Task details |
Write out each record below exactly as it appears, with no pictures.
** Begin Material provided **
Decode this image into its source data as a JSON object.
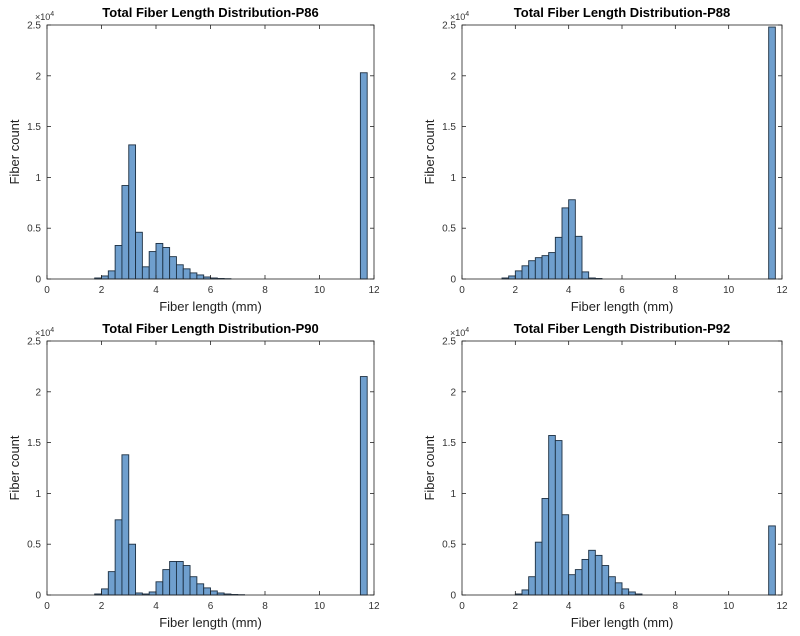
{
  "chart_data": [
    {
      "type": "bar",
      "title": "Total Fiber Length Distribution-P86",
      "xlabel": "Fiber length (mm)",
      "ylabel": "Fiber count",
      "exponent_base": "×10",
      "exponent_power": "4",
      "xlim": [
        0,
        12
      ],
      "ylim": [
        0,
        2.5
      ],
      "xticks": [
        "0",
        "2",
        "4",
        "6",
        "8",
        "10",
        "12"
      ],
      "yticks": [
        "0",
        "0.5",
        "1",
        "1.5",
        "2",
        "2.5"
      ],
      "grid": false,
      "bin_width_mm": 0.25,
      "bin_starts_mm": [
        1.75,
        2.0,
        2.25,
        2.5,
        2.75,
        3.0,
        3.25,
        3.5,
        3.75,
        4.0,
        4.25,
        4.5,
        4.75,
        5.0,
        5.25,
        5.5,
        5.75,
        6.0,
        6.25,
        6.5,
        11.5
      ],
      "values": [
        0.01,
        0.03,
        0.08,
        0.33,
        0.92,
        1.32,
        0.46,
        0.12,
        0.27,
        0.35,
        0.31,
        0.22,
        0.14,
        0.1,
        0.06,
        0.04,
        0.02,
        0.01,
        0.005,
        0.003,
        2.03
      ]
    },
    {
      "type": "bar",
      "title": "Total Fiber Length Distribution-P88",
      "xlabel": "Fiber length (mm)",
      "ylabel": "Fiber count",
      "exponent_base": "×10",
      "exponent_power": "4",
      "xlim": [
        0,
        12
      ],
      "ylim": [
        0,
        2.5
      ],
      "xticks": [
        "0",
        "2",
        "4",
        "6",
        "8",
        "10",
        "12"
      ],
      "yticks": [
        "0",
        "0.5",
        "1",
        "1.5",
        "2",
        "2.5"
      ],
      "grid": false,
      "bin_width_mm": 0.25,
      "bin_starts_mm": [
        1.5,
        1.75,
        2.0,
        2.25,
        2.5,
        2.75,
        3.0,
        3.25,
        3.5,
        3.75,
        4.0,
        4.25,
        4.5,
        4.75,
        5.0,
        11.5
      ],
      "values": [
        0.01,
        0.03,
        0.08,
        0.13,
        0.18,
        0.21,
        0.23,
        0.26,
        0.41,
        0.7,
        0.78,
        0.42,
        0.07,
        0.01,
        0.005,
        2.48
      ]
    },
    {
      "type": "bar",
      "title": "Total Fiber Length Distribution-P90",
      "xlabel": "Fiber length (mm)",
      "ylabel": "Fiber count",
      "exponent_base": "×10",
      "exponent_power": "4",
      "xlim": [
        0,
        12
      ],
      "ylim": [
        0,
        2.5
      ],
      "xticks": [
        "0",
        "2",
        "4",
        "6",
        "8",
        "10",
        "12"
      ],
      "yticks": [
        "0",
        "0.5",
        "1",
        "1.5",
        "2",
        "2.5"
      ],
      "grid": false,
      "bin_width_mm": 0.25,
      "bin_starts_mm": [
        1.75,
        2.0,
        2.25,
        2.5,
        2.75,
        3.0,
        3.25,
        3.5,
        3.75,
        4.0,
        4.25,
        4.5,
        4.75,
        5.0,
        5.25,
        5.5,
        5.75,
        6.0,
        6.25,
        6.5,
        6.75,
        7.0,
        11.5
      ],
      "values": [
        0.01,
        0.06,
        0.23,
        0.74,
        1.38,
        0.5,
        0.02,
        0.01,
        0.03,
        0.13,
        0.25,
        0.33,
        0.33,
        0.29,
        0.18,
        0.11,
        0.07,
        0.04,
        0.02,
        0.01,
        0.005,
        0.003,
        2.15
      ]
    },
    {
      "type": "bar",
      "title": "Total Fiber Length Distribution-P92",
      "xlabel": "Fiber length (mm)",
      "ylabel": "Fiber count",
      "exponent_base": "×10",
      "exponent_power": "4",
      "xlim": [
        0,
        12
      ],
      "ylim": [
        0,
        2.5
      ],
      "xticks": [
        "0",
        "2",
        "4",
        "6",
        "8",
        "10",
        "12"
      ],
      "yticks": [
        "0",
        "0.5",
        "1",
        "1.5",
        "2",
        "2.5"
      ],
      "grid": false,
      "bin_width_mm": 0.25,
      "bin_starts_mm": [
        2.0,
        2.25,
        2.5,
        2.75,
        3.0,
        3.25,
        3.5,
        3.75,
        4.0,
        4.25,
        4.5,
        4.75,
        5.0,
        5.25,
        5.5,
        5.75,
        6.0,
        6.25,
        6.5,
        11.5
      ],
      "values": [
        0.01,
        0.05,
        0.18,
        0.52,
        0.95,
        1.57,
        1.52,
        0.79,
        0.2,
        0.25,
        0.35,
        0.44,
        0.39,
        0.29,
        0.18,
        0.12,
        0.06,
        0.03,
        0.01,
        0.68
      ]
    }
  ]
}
** End Material provided **
Completed exercise |
Decode this image into its source data as a JSON object.
{
  "chart_data": [
    {
      "type": "bar",
      "title": "Total Fiber Length Distribution-P86",
      "xlabel": "Fiber length (mm)",
      "ylabel": "Fiber count",
      "exponent_base": "×10",
      "exponent_power": "4",
      "xlim": [
        0,
        12
      ],
      "ylim": [
        0,
        2.5
      ],
      "xticks": [
        "0",
        "2",
        "4",
        "6",
        "8",
        "10",
        "12"
      ],
      "yticks": [
        "0",
        "0.5",
        "1",
        "1.5",
        "2",
        "2.5"
      ],
      "grid": false,
      "bin_width_mm": 0.25,
      "bin_starts_mm": [
        1.75,
        2.0,
        2.25,
        2.5,
        2.75,
        3.0,
        3.25,
        3.5,
        3.75,
        4.0,
        4.25,
        4.5,
        4.75,
        5.0,
        5.25,
        5.5,
        5.75,
        6.0,
        6.25,
        6.5,
        11.5
      ],
      "values": [
        0.01,
        0.03,
        0.08,
        0.33,
        0.92,
        1.32,
        0.46,
        0.12,
        0.27,
        0.35,
        0.31,
        0.22,
        0.14,
        0.1,
        0.06,
        0.04,
        0.02,
        0.01,
        0.005,
        0.003,
        2.03
      ]
    },
    {
      "type": "bar",
      "title": "Total Fiber Length Distribution-P88",
      "xlabel": "Fiber length (mm)",
      "ylabel": "Fiber count",
      "exponent_base": "×10",
      "exponent_power": "4",
      "xlim": [
        0,
        12
      ],
      "ylim": [
        0,
        2.5
      ],
      "xticks": [
        "0",
        "2",
        "4",
        "6",
        "8",
        "10",
        "12"
      ],
      "yticks": [
        "0",
        "0.5",
        "1",
        "1.5",
        "2",
        "2.5"
      ],
      "grid": false,
      "bin_width_mm": 0.25,
      "bin_starts_mm": [
        1.5,
        1.75,
        2.0,
        2.25,
        2.5,
        2.75,
        3.0,
        3.25,
        3.5,
        3.75,
        4.0,
        4.25,
        4.5,
        4.75,
        5.0,
        11.5
      ],
      "values": [
        0.01,
        0.03,
        0.08,
        0.13,
        0.18,
        0.21,
        0.23,
        0.26,
        0.41,
        0.7,
        0.78,
        0.42,
        0.07,
        0.01,
        0.005,
        2.48
      ]
    },
    {
      "type": "bar",
      "title": "Total Fiber Length Distribution-P90",
      "xlabel": "Fiber length (mm)",
      "ylabel": "Fiber count",
      "exponent_base": "×10",
      "exponent_power": "4",
      "xlim": [
        0,
        12
      ],
      "ylim": [
        0,
        2.5
      ],
      "xticks": [
        "0",
        "2",
        "4",
        "6",
        "8",
        "10",
        "12"
      ],
      "yticks": [
        "0",
        "0.5",
        "1",
        "1.5",
        "2",
        "2.5"
      ],
      "grid": false,
      "bin_width_mm": 0.25,
      "bin_starts_mm": [
        1.75,
        2.0,
        2.25,
        2.5,
        2.75,
        3.0,
        3.25,
        3.5,
        3.75,
        4.0,
        4.25,
        4.5,
        4.75,
        5.0,
        5.25,
        5.5,
        5.75,
        6.0,
        6.25,
        6.5,
        6.75,
        7.0,
        11.5
      ],
      "values": [
        0.01,
        0.06,
        0.23,
        0.74,
        1.38,
        0.5,
        0.02,
        0.01,
        0.03,
        0.13,
        0.25,
        0.33,
        0.33,
        0.29,
        0.18,
        0.11,
        0.07,
        0.04,
        0.02,
        0.01,
        0.005,
        0.003,
        2.15
      ]
    },
    {
      "type": "bar",
      "title": "Total Fiber Length Distribution-P92",
      "xlabel": "Fiber length (mm)",
      "ylabel": "Fiber count",
      "exponent_base": "×10",
      "exponent_power": "4",
      "xlim": [
        0,
        12
      ],
      "ylim": [
        0,
        2.5
      ],
      "xticks": [
        "0",
        "2",
        "4",
        "6",
        "8",
        "10",
        "12"
      ],
      "yticks": [
        "0",
        "0.5",
        "1",
        "1.5",
        "2",
        "2.5"
      ],
      "grid": false,
      "bin_width_mm": 0.25,
      "bin_starts_mm": [
        2.0,
        2.25,
        2.5,
        2.75,
        3.0,
        3.25,
        3.5,
        3.75,
        4.0,
        4.25,
        4.5,
        4.75,
        5.0,
        5.25,
        5.5,
        5.75,
        6.0,
        6.25,
        6.5,
        11.5
      ],
      "values": [
        0.01,
        0.05,
        0.18,
        0.52,
        0.95,
        1.57,
        1.52,
        0.79,
        0.2,
        0.25,
        0.35,
        0.44,
        0.39,
        0.29,
        0.18,
        0.12,
        0.06,
        0.03,
        0.01,
        0.68
      ]
    }
  ]
}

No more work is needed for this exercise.